> [TASK] Copy every line of the data that includes the string "Minimum".

Begin

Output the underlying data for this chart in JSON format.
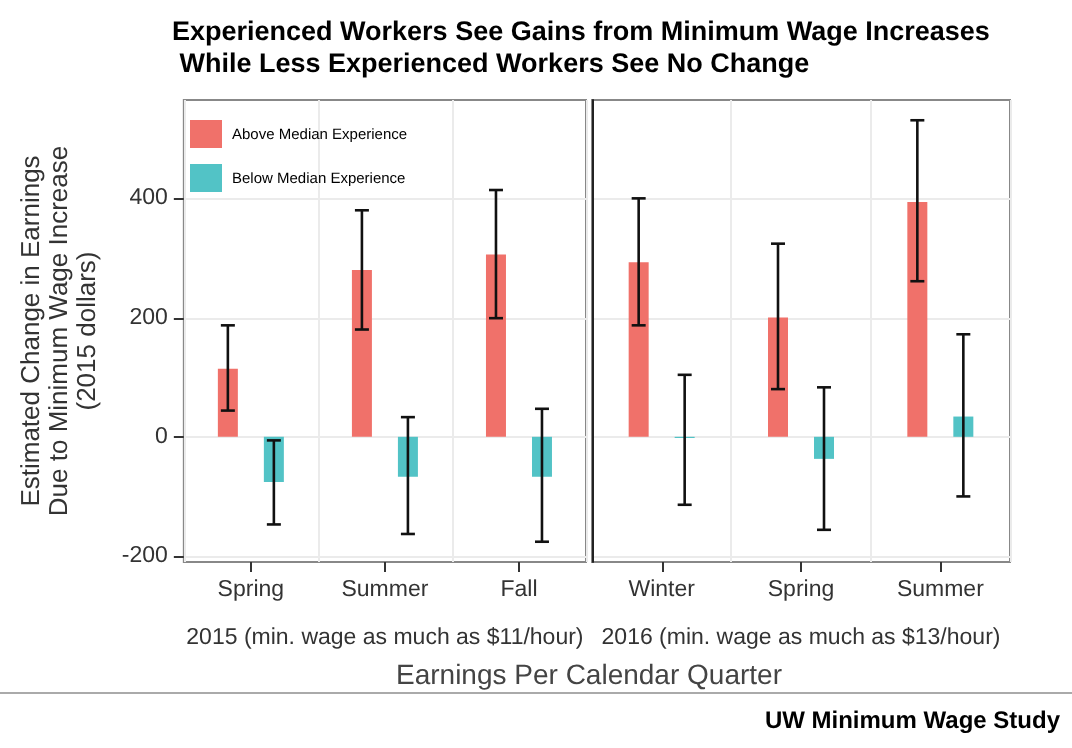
{
  "chart_data": [
    {
      "type": "bar",
      "title": "Experienced Workers See Gains from Minimum Wage Increases\n While Less Experienced Workers See No Change",
      "ylabel": "Estimated Change in Earnings\nDue to Minimum Wage Increase\n(2015 dollars)",
      "xlabel": "2015 (min. wage as much as $11/hour)",
      "annotations": [
        "Earnings Per Calendar Quarter",
        "UW Minimum Wage Study"
      ],
      "categories": [
        "Spring",
        "Summer",
        "Fall"
      ],
      "series": [
        {
          "name": "Above Median Experience",
          "color": "#f0716a",
          "values": [
            114,
            280,
            306
          ],
          "errors": [
            [
              44,
              187
            ],
            [
              180,
              380
            ],
            [
              199,
              414
            ]
          ]
        },
        {
          "name": "Below Median Experience",
          "color": "#52c3c6",
          "values": [
            -76,
            -67,
            -67
          ],
          "errors": [
            [
              -147,
              -6
            ],
            [
              -163,
              33
            ],
            [
              -176,
              47
            ]
          ]
        }
      ],
      "ylim": [
        -210,
        565
      ],
      "yticks": [
        -200,
        0,
        200,
        400
      ],
      "grid": true,
      "legend": "top left"
    },
    {
      "type": "bar",
      "xlabel": "2016 (min. wage as much as $13/hour)",
      "categories": [
        "Winter",
        "Spring",
        "Summer"
      ],
      "series": [
        {
          "color": "#f0716a",
          "values": [
            293,
            200,
            394
          ],
          "errors": [
            [
              187,
              400
            ],
            [
              80,
              324
            ],
            [
              261,
              531
            ]
          ]
        },
        {
          "color": "#52c3c6",
          "values": [
            -2,
            -37,
            34
          ],
          "errors": [
            [
              -114,
              104
            ],
            [
              -156,
              83
            ],
            [
              -100,
              172
            ]
          ]
        }
      ],
      "ylim": [
        -210,
        565
      ],
      "yticks": [
        -200,
        0,
        200,
        400
      ],
      "grid": true,
      "tick_labels": "x",
      "legend": false
    }
  ]
}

End

> [TASK RESPONSE]
      "title": "Experienced Workers See Gains from Minimum Wage Increases\n While Less Experienced Workers See No Change",
      "ylabel": "Estimated Change in Earnings\nDue to Minimum Wage Increase\n(2015 dollars)",
        "UW Minimum Wage Study"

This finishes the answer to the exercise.